Direction
List all the lines in these records that hold "Purge".

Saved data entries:

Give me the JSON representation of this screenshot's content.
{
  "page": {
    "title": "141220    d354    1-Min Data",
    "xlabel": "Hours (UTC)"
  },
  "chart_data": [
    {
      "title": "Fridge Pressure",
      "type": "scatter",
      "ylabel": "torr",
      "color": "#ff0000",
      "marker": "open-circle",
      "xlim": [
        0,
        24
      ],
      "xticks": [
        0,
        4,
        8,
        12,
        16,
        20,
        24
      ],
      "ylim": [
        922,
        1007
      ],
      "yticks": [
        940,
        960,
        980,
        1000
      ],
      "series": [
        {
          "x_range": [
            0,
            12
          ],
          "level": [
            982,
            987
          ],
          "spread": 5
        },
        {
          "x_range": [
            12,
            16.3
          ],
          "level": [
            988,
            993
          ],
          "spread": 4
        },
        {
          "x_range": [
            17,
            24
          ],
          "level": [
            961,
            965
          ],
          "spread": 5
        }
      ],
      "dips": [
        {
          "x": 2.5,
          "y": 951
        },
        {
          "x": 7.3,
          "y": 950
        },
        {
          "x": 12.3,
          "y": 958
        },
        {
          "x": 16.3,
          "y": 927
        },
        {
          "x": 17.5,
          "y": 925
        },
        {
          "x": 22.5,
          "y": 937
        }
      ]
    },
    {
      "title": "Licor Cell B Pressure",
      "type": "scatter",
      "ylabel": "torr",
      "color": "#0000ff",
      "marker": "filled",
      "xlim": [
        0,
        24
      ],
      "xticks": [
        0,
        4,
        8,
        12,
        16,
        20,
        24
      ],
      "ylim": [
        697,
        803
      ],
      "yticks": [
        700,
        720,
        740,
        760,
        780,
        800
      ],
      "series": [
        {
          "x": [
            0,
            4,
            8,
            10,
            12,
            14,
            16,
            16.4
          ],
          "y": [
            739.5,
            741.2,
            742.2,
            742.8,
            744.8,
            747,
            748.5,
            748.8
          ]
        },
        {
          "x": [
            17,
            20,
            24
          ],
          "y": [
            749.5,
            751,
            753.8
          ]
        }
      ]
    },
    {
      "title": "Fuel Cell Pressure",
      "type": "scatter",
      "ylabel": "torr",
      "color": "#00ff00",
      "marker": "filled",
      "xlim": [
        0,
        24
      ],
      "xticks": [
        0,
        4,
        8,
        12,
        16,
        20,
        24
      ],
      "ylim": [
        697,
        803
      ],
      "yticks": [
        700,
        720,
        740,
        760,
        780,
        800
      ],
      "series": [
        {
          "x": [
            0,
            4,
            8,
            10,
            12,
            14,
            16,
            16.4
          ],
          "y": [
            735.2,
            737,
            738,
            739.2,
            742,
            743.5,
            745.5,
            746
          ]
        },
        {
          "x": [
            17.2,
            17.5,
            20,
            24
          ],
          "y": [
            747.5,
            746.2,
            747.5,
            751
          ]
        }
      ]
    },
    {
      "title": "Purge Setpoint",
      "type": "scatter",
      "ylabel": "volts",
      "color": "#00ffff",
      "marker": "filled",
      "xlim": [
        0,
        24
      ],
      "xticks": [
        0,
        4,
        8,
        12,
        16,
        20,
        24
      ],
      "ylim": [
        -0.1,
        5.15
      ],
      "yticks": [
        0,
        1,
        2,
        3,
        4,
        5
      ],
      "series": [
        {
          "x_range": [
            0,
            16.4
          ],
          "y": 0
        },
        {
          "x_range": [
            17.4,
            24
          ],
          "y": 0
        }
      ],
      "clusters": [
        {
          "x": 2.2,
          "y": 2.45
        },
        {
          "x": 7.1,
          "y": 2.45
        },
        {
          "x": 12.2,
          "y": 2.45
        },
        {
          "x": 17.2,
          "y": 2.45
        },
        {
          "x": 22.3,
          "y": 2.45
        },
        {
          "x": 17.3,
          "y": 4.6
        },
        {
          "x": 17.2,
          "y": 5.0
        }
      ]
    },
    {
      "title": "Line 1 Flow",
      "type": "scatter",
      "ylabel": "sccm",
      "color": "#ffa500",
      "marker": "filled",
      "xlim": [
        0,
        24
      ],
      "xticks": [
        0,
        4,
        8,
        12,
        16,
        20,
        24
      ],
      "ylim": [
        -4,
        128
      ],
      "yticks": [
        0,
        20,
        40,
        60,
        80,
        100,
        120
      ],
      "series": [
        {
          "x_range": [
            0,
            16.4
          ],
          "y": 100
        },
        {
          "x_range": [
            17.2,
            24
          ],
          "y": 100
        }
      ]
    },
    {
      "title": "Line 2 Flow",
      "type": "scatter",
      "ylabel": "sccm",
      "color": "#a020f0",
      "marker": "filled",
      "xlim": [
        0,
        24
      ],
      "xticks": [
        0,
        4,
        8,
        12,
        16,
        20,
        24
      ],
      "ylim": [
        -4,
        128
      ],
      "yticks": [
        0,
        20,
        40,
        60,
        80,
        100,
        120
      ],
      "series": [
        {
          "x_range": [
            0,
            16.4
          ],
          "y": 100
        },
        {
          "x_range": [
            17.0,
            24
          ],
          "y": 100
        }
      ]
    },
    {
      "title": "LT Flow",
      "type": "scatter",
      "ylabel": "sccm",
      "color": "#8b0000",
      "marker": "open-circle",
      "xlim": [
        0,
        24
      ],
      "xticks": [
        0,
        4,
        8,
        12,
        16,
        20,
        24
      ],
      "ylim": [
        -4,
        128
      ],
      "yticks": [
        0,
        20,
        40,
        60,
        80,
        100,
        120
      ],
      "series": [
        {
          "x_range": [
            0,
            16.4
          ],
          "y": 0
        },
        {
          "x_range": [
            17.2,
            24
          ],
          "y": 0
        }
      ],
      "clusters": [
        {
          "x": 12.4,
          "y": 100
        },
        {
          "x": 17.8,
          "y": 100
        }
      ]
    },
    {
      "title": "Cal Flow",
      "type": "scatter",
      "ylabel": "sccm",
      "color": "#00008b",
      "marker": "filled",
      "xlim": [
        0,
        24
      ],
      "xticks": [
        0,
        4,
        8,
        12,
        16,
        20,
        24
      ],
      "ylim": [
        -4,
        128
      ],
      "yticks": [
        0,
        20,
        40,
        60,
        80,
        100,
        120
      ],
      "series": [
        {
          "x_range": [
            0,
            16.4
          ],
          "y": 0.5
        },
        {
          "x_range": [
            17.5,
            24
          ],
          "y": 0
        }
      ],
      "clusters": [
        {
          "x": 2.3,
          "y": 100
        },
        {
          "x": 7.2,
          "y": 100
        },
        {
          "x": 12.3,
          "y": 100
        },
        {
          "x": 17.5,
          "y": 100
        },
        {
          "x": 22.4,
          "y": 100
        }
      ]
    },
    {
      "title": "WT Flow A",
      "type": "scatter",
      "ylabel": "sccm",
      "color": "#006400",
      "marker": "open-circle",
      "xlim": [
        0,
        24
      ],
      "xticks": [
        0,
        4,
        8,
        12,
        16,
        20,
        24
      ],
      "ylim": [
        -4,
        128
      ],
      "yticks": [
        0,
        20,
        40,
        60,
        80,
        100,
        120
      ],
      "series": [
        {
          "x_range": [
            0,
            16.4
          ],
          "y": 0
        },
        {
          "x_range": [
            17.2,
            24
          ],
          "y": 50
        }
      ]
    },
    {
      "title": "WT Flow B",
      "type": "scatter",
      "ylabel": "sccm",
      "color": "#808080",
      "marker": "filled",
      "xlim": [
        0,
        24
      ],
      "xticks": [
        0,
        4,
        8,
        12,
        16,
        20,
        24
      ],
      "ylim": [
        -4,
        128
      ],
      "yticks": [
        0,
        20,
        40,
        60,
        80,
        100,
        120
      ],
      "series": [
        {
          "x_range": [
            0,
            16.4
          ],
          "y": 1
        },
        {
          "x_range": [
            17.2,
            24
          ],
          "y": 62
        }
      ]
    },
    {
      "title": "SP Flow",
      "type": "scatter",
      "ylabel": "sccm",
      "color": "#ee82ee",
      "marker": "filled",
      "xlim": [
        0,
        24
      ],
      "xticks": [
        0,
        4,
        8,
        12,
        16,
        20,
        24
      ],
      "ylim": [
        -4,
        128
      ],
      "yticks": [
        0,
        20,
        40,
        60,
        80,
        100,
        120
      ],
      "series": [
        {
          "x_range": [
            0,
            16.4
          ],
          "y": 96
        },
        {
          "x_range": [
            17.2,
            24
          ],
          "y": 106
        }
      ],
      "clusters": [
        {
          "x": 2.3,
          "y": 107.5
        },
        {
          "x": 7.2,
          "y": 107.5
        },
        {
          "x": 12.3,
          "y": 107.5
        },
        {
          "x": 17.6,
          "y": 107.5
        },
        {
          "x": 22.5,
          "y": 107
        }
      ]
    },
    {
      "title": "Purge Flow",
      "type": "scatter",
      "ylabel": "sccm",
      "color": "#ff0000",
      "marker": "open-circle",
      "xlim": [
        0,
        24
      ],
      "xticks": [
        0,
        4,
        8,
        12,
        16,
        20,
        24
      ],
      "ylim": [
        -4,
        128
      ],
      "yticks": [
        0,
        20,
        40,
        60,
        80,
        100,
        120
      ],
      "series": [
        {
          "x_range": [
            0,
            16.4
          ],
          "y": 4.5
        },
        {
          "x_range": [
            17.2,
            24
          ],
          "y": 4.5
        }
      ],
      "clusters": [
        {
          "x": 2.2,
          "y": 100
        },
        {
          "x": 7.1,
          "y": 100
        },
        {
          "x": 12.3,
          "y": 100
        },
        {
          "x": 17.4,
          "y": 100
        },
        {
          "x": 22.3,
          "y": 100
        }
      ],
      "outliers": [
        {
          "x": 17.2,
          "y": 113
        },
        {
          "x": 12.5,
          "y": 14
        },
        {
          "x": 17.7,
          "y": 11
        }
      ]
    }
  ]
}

Answer to this task
      "title": "Purge Setpoint",
      "title": "Purge Flow",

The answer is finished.